--- start ---

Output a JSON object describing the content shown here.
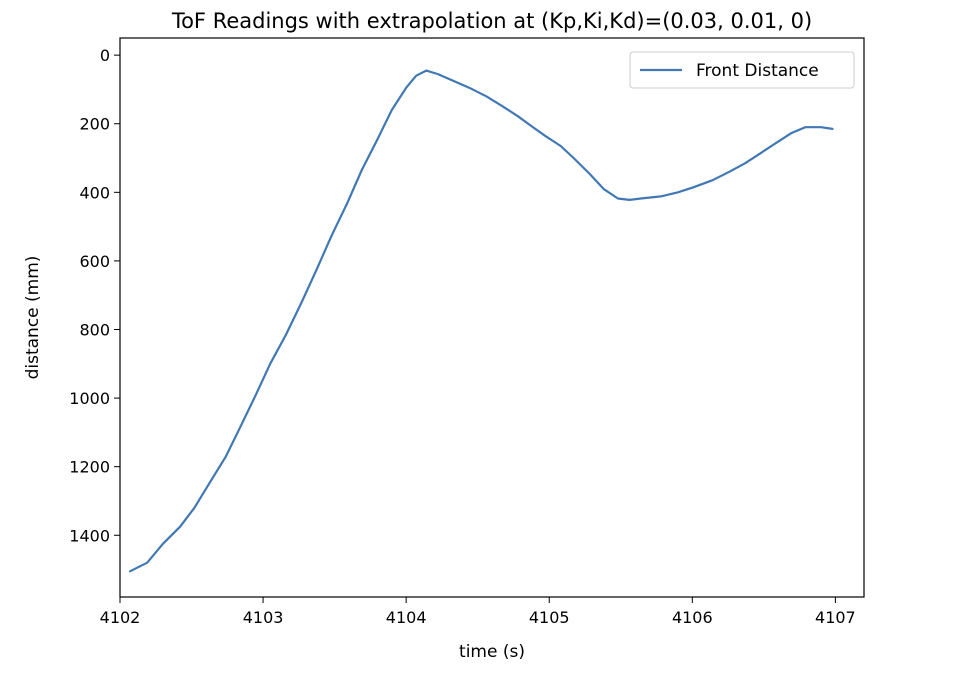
{
  "chart_data": {
    "type": "line",
    "title": "ToF Readings with extrapolation at (Kp,Ki,Kd)=(0.03, 0.01, 0)",
    "xlabel": "time (s)",
    "ylabel": "distance (mm)",
    "xlim": [
      4102.0,
      4107.2
    ],
    "ylim": [
      1580,
      -50
    ],
    "y_inverted": true,
    "grid": false,
    "legend_position": "top-right",
    "x_ticks": [
      "4102",
      "4103",
      "4104",
      "4105",
      "4106",
      "4107"
    ],
    "y_ticks": [
      "0",
      "200",
      "400",
      "600",
      "800",
      "1000",
      "1200",
      "1400"
    ],
    "series": [
      {
        "name": "Front Distance",
        "color": "#4178b4",
        "x": [
          4102.07,
          4102.19,
          4102.3,
          4102.42,
          4102.52,
          4102.63,
          4102.74,
          4102.84,
          4102.95,
          4103.05,
          4103.16,
          4103.27,
          4103.38,
          4103.48,
          4103.59,
          4103.69,
          4103.8,
          4103.9,
          4104.0,
          4104.07,
          4104.14,
          4104.22,
          4104.33,
          4104.44,
          4104.56,
          4104.67,
          4104.78,
          4104.87,
          4104.97,
          4105.08,
          4105.17,
          4105.28,
          4105.38,
          4105.48,
          4105.56,
          4105.64,
          4105.78,
          4105.9,
          4106.01,
          4106.14,
          4106.26,
          4106.37,
          4106.48,
          4106.59,
          4106.69,
          4106.79,
          4106.9,
          4106.98
        ],
        "y": [
          1505,
          1480,
          1425,
          1375,
          1320,
          1245,
          1170,
          1085,
          990,
          900,
          815,
          720,
          620,
          525,
          430,
          335,
          245,
          160,
          95,
          60,
          45,
          55,
          75,
          95,
          120,
          148,
          178,
          205,
          235,
          265,
          300,
          345,
          390,
          418,
          422,
          418,
          412,
          400,
          385,
          365,
          340,
          315,
          285,
          255,
          228,
          210,
          210,
          215
        ]
      }
    ]
  }
}
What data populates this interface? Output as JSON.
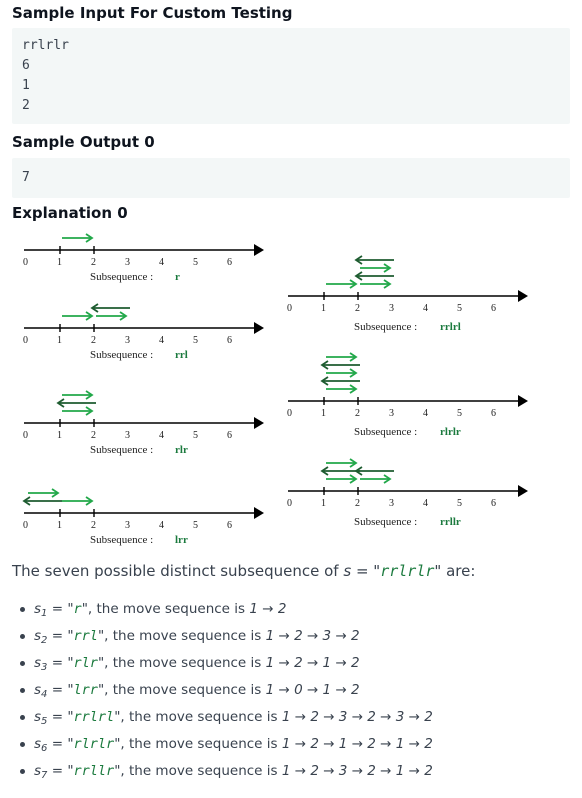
{
  "headings": {
    "sample_input": "Sample Input For Custom Testing",
    "sample_output": "Sample Output 0",
    "explanation": "Explanation 0"
  },
  "sample_input_lines": [
    "rrlrlr",
    "6",
    "1",
    "2"
  ],
  "sample_output_lines": [
    "7"
  ],
  "diagram": {
    "axis_ticks": [
      "0",
      "1",
      "2",
      "3",
      "4",
      "5",
      "6"
    ],
    "subsequence_label": "Subsequence :",
    "panels": [
      {
        "subsequence": "r",
        "moves": [
          1,
          2
        ]
      },
      {
        "subsequence": "rrl",
        "moves": [
          1,
          2,
          3,
          2
        ]
      },
      {
        "subsequence": "rlr",
        "moves": [
          1,
          2,
          1,
          2
        ]
      },
      {
        "subsequence": "lrr",
        "moves": [
          1,
          0,
          1,
          2
        ]
      },
      {
        "subsequence": "rrlrl",
        "moves": [
          1,
          2,
          3,
          2,
          3,
          2
        ]
      },
      {
        "subsequence": "rlrlr",
        "moves": [
          1,
          2,
          1,
          2,
          1,
          2
        ]
      },
      {
        "subsequence": "rrllr",
        "moves": [
          1,
          2,
          3,
          2,
          1,
          2
        ]
      }
    ],
    "colors": {
      "right_arrow": "#22a84a",
      "left_arrow": "#1e5c30",
      "label": "#1b7a3e"
    }
  },
  "intro": {
    "prefix": "The seven possible distinct subsequence of ",
    "var": "s",
    "eq": " = ",
    "open_quote": "\"",
    "string": "rrlrlr",
    "close_quote": "\"",
    "suffix": " are:"
  },
  "items": [
    {
      "var": "s",
      "index": "1",
      "value": "r",
      "mid": "\", the move sequence is ",
      "sequence": "1 → 2"
    },
    {
      "var": "s",
      "index": "2",
      "value": "rrl",
      "mid": "\", the move sequence is ",
      "sequence": "1 → 2 → 3 → 2"
    },
    {
      "var": "s",
      "index": "3",
      "value": "rlr",
      "mid": "\", the move sequence is ",
      "sequence": "1 → 2 → 1 → 2"
    },
    {
      "var": "s",
      "index": "4",
      "value": "lrr",
      "mid": "\", the move sequence is ",
      "sequence": "1 → 0 → 1 → 2"
    },
    {
      "var": "s",
      "index": "5",
      "value": "rrlrl",
      "mid": "\", the move sequence is ",
      "sequence": "1 → 2 → 3 → 2 → 3 → 2"
    },
    {
      "var": "s",
      "index": "6",
      "value": "rlrlr",
      "mid": "\", the move sequence is ",
      "sequence": "1 → 2 → 1 → 2 → 1 → 2"
    },
    {
      "var": "s",
      "index": "7",
      "value": "rrllr",
      "mid": "\", the move sequence is ",
      "sequence": "1 → 2 → 3 → 2 → 1 → 2"
    }
  ]
}
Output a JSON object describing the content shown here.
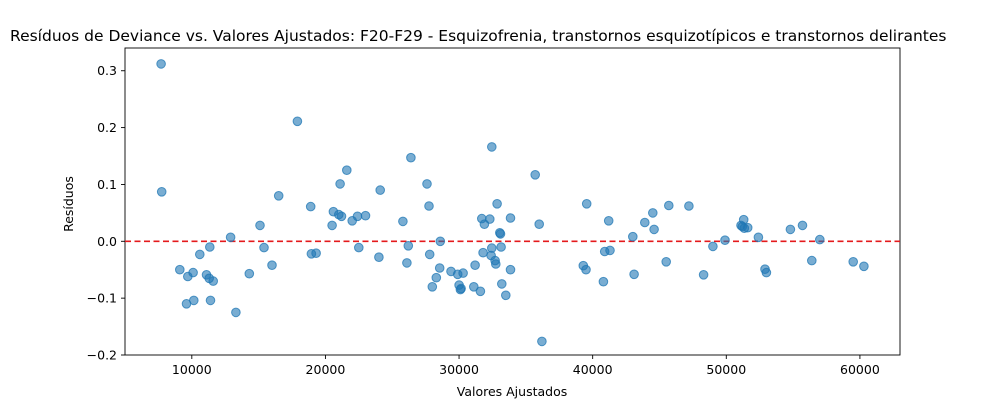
{
  "chart_data": {
    "type": "scatter",
    "title": "Resíduos de Deviance vs. Valores Ajustados: F20-F29 - Esquizofrenia, transtornos esquizotípicos e transtornos delirantes",
    "xlabel": "Valores Ajustados",
    "ylabel": "Resíduos",
    "xlim": [
      5000,
      63000
    ],
    "ylim": [
      -0.2,
      0.34
    ],
    "xticks": [
      10000,
      20000,
      30000,
      40000,
      50000,
      60000
    ],
    "xtick_labels": [
      "10000",
      "20000",
      "30000",
      "40000",
      "50000",
      "60000"
    ],
    "yticks": [
      -0.2,
      -0.1,
      0.0,
      0.1,
      0.2,
      0.3
    ],
    "ytick_labels": [
      "−0.2",
      "−0.1",
      "0.0",
      "0.1",
      "0.2",
      "0.3"
    ],
    "reference_line": {
      "y": 0,
      "color": "#e41a1c",
      "style": "dashed"
    },
    "point_color": "#1f77b4",
    "grid": false,
    "points": [
      [
        7700,
        0.312
      ],
      [
        7750,
        0.087
      ],
      [
        9100,
        -0.05
      ],
      [
        9600,
        -0.11
      ],
      [
        9700,
        -0.062
      ],
      [
        10100,
        -0.055
      ],
      [
        10150,
        -0.104
      ],
      [
        10600,
        -0.023
      ],
      [
        11100,
        -0.059
      ],
      [
        11300,
        -0.065
      ],
      [
        11350,
        -0.01
      ],
      [
        11400,
        -0.104
      ],
      [
        11600,
        -0.07
      ],
      [
        12900,
        0.007
      ],
      [
        13300,
        -0.125
      ],
      [
        14300,
        -0.057
      ],
      [
        15100,
        0.028
      ],
      [
        15400,
        -0.011
      ],
      [
        16000,
        -0.042
      ],
      [
        16500,
        0.08
      ],
      [
        17900,
        0.211
      ],
      [
        18900,
        0.061
      ],
      [
        18950,
        -0.022
      ],
      [
        19300,
        -0.021
      ],
      [
        20500,
        0.028
      ],
      [
        20600,
        0.052
      ],
      [
        21000,
        0.047
      ],
      [
        21100,
        0.101
      ],
      [
        21200,
        0.044
      ],
      [
        21600,
        0.125
      ],
      [
        22000,
        0.036
      ],
      [
        22400,
        0.044
      ],
      [
        22500,
        -0.011
      ],
      [
        23000,
        0.045
      ],
      [
        24000,
        -0.028
      ],
      [
        24100,
        0.09
      ],
      [
        25800,
        0.035
      ],
      [
        26100,
        -0.038
      ],
      [
        26200,
        -0.008
      ],
      [
        26400,
        0.147
      ],
      [
        27600,
        0.101
      ],
      [
        27750,
        0.062
      ],
      [
        27800,
        -0.023
      ],
      [
        28000,
        -0.08
      ],
      [
        28300,
        -0.064
      ],
      [
        28550,
        -0.047
      ],
      [
        28600,
        0.0
      ],
      [
        29400,
        -0.053
      ],
      [
        29900,
        -0.058
      ],
      [
        30000,
        -0.077
      ],
      [
        30100,
        -0.085
      ],
      [
        30150,
        -0.083
      ],
      [
        30300,
        -0.056
      ],
      [
        31100,
        -0.08
      ],
      [
        31200,
        -0.042
      ],
      [
        31600,
        -0.088
      ],
      [
        31700,
        0.04
      ],
      [
        31900,
        0.03
      ],
      [
        31800,
        -0.02
      ],
      [
        32300,
        0.039
      ],
      [
        32400,
        -0.025
      ],
      [
        32450,
        -0.012
      ],
      [
        32450,
        0.166
      ],
      [
        32700,
        -0.034
      ],
      [
        32750,
        -0.04
      ],
      [
        32850,
        0.066
      ],
      [
        33050,
        0.015
      ],
      [
        33100,
        0.013
      ],
      [
        33150,
        -0.01
      ],
      [
        33200,
        -0.075
      ],
      [
        33500,
        -0.095
      ],
      [
        33850,
        0.041
      ],
      [
        33850,
        -0.05
      ],
      [
        35700,
        0.117
      ],
      [
        36000,
        0.03
      ],
      [
        36200,
        -0.176
      ],
      [
        39300,
        -0.043
      ],
      [
        39500,
        -0.05
      ],
      [
        39550,
        0.066
      ],
      [
        40800,
        -0.071
      ],
      [
        40900,
        -0.018
      ],
      [
        41200,
        0.036
      ],
      [
        41300,
        -0.016
      ],
      [
        43000,
        0.008
      ],
      [
        43100,
        -0.058
      ],
      [
        43900,
        0.033
      ],
      [
        44500,
        0.05
      ],
      [
        44600,
        0.021
      ],
      [
        45500,
        -0.036
      ],
      [
        45700,
        0.063
      ],
      [
        47200,
        0.062
      ],
      [
        48300,
        -0.059
      ],
      [
        49000,
        -0.009
      ],
      [
        49900,
        0.002
      ],
      [
        51100,
        0.028
      ],
      [
        51200,
        0.026
      ],
      [
        51300,
        0.038
      ],
      [
        51350,
        0.023
      ],
      [
        51600,
        0.024
      ],
      [
        52400,
        0.007
      ],
      [
        52900,
        -0.049
      ],
      [
        53000,
        -0.055
      ],
      [
        54800,
        0.021
      ],
      [
        55700,
        0.028
      ],
      [
        56400,
        -0.034
      ],
      [
        57000,
        0.003
      ],
      [
        59500,
        -0.036
      ],
      [
        60300,
        -0.044
      ]
    ]
  }
}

--- end ---

Exercise:
Take every line from the data that contains the word "index".

The output:
      "index": "1",
      "index": "2",
      "index": "3",
      "index": "4",
      "index": "5",
      "index": "6",
      "index": "7",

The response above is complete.